TEXT UNDER STUDY START

Greek ties with the Black Sea region date back to antiquity, as exemplified by the myths of Prometheus and the Argonauts’ quest to retrieve the Golden Fleece from Colchis. During the second Greek colonization period (the 7th to the 6th centuries BC), they founded 60 colonies on the Black Sea coast, Hellenizing some native populations. Greek immigration to the territory of modern Georgia continued in waves throughout the centuries most notably after the Fall of Constantinople, the Treaty of Adrianople (1829) and in the aftermath of the Greek genocide.

The Abkhaz ASSR was an autonomous region on the northwestern edge of Georgia. Multi-ethnic in its composition, until the 1930s it had an approximately even population of Georgians, Abkhazians, Russians, Greeks and Armenians. In 1949, Soviet authorities forcibly transferred Greek citizens of the Abkhaz ASSR they deemed disloyal to the Asian parts of the country. Some Greeks were allowed to return in 1959. In August 1992, the Greek minority in Abkhazia numbered 15,000 people, most of whom were returnees of the 1949 deportations.

TEXT UNDER STUDY END

## COMPLETE THE FOLLOWING
**a)** Answer these questions using the passage on Greeks in Georgia:
(i) How many colonies did the Greeks found on the Black Sea coast during the second Greek colonization period?
(ii) In which year did Soviet authorities forcibly transfer Greek citizens of the Abkhaz ASSR to the Asian parts of the country?
(iii) How many people did the Greek minority in Abkhazia number in August 1992?
**b)** Carry on the passage on Greeks in Georgia with one more paragraph, starting right after its final sentence.

DATA FOR REVIEW START

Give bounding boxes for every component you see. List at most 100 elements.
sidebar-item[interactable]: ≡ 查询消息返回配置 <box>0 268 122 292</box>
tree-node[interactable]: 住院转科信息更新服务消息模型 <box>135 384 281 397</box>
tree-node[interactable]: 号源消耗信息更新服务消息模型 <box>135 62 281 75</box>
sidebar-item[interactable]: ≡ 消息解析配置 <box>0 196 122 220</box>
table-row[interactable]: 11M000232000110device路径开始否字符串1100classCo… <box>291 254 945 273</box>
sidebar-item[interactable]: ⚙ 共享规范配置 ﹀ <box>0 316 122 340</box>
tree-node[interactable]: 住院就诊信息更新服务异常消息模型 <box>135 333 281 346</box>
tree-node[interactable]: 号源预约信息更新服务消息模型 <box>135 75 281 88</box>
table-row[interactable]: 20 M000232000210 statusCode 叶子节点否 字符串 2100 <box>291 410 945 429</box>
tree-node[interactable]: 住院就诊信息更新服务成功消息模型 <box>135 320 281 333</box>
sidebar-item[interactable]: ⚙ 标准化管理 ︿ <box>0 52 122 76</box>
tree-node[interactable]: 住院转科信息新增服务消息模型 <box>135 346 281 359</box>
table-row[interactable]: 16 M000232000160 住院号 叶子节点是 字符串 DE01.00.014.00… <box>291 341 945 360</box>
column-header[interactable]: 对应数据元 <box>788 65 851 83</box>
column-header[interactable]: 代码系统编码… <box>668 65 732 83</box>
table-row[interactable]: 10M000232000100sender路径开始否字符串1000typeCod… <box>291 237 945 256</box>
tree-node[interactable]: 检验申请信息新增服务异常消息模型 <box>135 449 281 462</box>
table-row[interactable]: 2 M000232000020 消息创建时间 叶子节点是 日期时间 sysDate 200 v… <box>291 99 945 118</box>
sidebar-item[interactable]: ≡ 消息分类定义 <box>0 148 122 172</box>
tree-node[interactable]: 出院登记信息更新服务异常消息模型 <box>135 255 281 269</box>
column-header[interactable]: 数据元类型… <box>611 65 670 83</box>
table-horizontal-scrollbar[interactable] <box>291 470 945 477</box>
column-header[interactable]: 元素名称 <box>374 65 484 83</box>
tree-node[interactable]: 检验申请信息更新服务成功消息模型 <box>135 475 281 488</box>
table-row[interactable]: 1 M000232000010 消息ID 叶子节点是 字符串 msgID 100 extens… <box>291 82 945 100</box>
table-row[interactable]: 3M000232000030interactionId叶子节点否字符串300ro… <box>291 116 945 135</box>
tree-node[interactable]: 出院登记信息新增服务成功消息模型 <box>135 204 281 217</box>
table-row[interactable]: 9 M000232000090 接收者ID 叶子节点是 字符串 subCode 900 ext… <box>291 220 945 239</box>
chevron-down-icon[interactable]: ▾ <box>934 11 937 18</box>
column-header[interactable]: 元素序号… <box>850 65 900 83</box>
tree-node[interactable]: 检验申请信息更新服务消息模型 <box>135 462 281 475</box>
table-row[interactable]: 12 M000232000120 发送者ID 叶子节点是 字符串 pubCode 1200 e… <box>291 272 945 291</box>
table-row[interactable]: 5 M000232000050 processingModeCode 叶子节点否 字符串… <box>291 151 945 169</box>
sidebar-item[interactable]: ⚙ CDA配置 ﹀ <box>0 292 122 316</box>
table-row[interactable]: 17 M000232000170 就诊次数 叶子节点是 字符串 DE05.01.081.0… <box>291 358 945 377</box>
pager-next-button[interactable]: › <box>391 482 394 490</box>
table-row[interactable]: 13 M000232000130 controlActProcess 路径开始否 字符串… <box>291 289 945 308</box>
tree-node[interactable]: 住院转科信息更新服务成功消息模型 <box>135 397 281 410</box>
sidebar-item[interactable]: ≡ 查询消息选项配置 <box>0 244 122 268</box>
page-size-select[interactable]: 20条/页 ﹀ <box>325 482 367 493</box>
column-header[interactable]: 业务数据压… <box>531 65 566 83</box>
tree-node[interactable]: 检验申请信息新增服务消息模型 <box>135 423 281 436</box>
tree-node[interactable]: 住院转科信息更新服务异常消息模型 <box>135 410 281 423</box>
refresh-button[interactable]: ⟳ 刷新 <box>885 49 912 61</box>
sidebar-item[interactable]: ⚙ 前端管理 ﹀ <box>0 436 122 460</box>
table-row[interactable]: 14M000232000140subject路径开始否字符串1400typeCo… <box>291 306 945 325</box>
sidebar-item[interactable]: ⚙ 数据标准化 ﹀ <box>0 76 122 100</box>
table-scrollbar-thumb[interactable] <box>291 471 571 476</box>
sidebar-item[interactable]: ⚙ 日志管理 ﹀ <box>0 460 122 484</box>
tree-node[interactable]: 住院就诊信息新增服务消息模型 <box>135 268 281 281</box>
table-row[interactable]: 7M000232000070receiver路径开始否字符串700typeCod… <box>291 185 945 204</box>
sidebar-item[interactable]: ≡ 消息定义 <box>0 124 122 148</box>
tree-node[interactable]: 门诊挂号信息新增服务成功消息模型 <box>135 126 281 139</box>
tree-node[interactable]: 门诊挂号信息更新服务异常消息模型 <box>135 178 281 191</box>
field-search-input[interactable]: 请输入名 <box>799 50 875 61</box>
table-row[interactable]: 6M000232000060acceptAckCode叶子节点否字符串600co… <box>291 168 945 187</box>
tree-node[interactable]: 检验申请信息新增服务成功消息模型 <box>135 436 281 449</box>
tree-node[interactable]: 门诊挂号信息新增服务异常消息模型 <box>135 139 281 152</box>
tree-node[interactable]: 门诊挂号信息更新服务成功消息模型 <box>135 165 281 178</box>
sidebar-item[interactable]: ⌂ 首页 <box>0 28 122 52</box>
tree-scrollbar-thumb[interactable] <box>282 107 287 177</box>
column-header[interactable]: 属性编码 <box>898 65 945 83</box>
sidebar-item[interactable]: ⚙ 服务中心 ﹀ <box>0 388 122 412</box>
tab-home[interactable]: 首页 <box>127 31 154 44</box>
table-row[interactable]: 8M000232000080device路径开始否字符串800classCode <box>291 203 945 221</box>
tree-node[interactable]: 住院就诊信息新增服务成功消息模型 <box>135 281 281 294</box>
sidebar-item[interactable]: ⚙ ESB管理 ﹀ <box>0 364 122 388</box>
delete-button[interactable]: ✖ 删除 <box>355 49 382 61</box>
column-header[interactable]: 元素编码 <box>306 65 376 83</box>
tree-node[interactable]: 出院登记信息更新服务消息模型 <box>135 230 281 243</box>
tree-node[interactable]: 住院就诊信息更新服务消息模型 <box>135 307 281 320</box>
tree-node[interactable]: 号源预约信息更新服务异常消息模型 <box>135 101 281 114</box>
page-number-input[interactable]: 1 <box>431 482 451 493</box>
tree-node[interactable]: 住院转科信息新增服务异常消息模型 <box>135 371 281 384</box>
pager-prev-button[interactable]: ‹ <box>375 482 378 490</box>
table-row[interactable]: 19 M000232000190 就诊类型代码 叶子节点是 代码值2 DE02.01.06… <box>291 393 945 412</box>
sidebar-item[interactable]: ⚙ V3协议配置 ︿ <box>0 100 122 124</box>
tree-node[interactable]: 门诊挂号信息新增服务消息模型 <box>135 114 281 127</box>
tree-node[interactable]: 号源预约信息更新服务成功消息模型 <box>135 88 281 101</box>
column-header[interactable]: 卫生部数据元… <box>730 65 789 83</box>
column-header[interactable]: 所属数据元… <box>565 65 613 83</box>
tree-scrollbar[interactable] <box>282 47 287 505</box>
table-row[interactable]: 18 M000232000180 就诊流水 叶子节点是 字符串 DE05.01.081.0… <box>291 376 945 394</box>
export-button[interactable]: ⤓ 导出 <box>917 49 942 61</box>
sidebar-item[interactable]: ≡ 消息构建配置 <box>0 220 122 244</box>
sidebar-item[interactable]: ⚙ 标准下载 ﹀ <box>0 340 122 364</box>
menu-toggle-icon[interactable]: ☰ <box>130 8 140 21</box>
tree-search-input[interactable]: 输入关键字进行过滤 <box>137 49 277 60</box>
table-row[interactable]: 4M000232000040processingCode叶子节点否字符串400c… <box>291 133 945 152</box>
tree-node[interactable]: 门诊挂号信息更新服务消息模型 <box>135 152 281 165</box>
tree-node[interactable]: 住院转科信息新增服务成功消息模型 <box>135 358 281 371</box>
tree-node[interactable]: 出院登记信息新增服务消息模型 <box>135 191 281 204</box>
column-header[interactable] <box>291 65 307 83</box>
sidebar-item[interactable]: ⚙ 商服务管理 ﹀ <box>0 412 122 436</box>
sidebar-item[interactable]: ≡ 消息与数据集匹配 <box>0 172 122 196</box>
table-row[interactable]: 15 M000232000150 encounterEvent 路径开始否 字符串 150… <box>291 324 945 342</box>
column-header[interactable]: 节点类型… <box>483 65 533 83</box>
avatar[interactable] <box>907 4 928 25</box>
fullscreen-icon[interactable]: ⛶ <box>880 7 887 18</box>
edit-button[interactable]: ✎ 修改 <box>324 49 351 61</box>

DATA FOR REVIEW END

## RESPONSES IN ORDER
**a)**
(i) 60
(ii) 1949
(iii) 15,000

**b)**
===Abkhazia conflict===
Ethnic tensions between Abkhazians and Georgians flared up in the aftermath opening of a branch of Tbilisi State University in Sukhumi, which resulted in the 1989 Sukhumi riots. The power-sharing agreement was reached in 1991 under Georgian president Zviad Gamsakhurdia. However, The outbreak of civil war in Georgia emboldened Abkhazian separatists. In July 1992, the Abkhazian Supreme Council restored the 1925 Abkhazian constitution, effectively declaring sovereignty from Georgia. On 14 August 1992, Georgian troops entered Abkhazia to rescue Georgian officials taken hostage and protect the railway, but encountered resistance from Abkhaz militias.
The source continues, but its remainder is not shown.